• AIM: Every entry must be copied word for word.

• Dataset items:
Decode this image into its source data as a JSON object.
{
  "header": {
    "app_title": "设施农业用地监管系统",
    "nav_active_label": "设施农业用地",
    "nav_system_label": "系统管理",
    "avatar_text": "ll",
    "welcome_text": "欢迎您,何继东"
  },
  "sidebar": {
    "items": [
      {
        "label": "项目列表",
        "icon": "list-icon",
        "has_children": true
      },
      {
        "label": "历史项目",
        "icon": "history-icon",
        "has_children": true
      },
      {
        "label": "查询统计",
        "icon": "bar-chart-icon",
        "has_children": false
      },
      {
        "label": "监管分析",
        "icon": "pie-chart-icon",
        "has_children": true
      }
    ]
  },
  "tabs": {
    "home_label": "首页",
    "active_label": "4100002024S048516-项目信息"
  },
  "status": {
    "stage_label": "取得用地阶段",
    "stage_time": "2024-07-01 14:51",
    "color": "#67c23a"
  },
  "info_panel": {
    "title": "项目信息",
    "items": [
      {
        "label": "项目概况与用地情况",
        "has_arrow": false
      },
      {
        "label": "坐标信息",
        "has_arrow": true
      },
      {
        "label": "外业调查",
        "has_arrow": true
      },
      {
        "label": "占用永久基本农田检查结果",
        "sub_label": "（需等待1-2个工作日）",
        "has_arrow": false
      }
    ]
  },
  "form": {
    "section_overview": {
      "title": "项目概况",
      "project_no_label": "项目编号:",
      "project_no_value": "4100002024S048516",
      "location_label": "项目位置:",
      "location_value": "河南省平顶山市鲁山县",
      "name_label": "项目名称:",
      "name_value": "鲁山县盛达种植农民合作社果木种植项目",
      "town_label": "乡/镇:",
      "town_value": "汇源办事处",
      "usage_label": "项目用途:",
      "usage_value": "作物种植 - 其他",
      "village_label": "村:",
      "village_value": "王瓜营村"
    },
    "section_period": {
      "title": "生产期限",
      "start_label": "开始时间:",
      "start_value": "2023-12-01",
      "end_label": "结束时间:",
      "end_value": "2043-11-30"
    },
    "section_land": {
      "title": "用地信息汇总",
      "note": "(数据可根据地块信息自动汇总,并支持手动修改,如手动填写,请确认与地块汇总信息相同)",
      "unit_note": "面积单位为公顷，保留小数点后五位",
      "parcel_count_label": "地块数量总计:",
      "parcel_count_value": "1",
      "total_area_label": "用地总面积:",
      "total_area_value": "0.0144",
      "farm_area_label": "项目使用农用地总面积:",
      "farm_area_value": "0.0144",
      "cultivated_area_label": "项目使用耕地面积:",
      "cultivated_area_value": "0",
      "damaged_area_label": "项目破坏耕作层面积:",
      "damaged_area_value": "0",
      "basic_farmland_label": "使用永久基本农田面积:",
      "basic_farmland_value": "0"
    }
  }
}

• REPLY:
Decode this image into its source data as a JSON object.
{
  "header": {
    "app_title": "设施农业用地监管系统",
    "nav_active_label": "设施农业用地",
    "nav_system_label": "系统管理",
    "avatar_text": "ll",
    "welcome_text": "欢迎您,何继东"
  },
  "sidebar": {
    "items": [
      {
        "label": "项目列表",
        "icon": "list-icon",
        "has_children": true
      },
      {
        "label": "历史项目",
        "icon": "history-icon",
        "has_children": true
      },
      {
        "label": "查询统计",
        "icon": "bar-chart-icon",
        "has_children": false
      },
      {
        "label": "监管分析",
        "icon": "pie-chart-icon",
        "has_children": true
      }
    ]
  },
  "tabs": {
    "home_label": "首页",
    "active_label": "4100002024S048516-项目信息"
  },
  "status": {
    "stage_label": "取得用地阶段",
    "stage_time": "2024-07-01 14:51",
    "color": "#67c23a"
  },
  "info_panel": {
    "title": "项目信息",
    "items": [
      {
        "label": "项目概况与用地情况",
        "has_arrow": false
      },
      {
        "label": "坐标信息",
        "has_arrow": true
      },
      {
        "label": "外业调查",
        "has_arrow": true
      },
      {
        "label": "占用永久基本农田检查结果",
        "sub_label": "（需等待1-2个工作日）",
        "has_arrow": false
      }
    ]
  },
  "form": {
    "section_overview": {
      "title": "项目概况",
      "project_no_label": "项目编号:",
      "project_no_value": "4100002024S048516",
      "location_label": "项目位置:",
      "location_value": "河南省平顶山市鲁山县",
      "name_label": "项目名称:",
      "name_value": "鲁山县盛达种植农民合作社果木种植项目",
      "town_label": "乡/镇:",
      "town_value": "汇源办事处",
      "usage_label": "项目用途:",
      "usage_value": "作物种植 - 其他",
      "village_label": "村:",
      "village_value": "王瓜营村"
    },
    "section_period": {
      "title": "生产期限",
      "start_label": "开始时间:",
      "start_value": "2023-12-01",
      "end_label": "结束时间:",
      "end_value": "2043-11-30"
    },
    "section_land": {
      "title": "用地信息汇总",
      "note": "(数据可根据地块信息自动汇总,并支持手动修改,如手动填写,请确认与地块汇总信息相同)",
      "unit_note": "面积单位为公顷，保留小数点后五位",
      "parcel_count_label": "地块数量总计:",
      "parcel_count_value": "1",
      "total_area_label": "用地总面积:",
      "total_area_value": "0.0144",
      "farm_area_label": "项目使用农用地总面积:",
      "farm_area_value": "0.0144",
      "cultivated_area_label": "项目使用耕地面积:",
      "cultivated_area_value": "0",
      "damaged_area_label": "项目破坏耕作层面积:",
      "damaged_area_value": "0",
      "basic_farmland_label": "使用永久基本农田面积:",
      "basic_farmland_value": "0"
    }
  }
}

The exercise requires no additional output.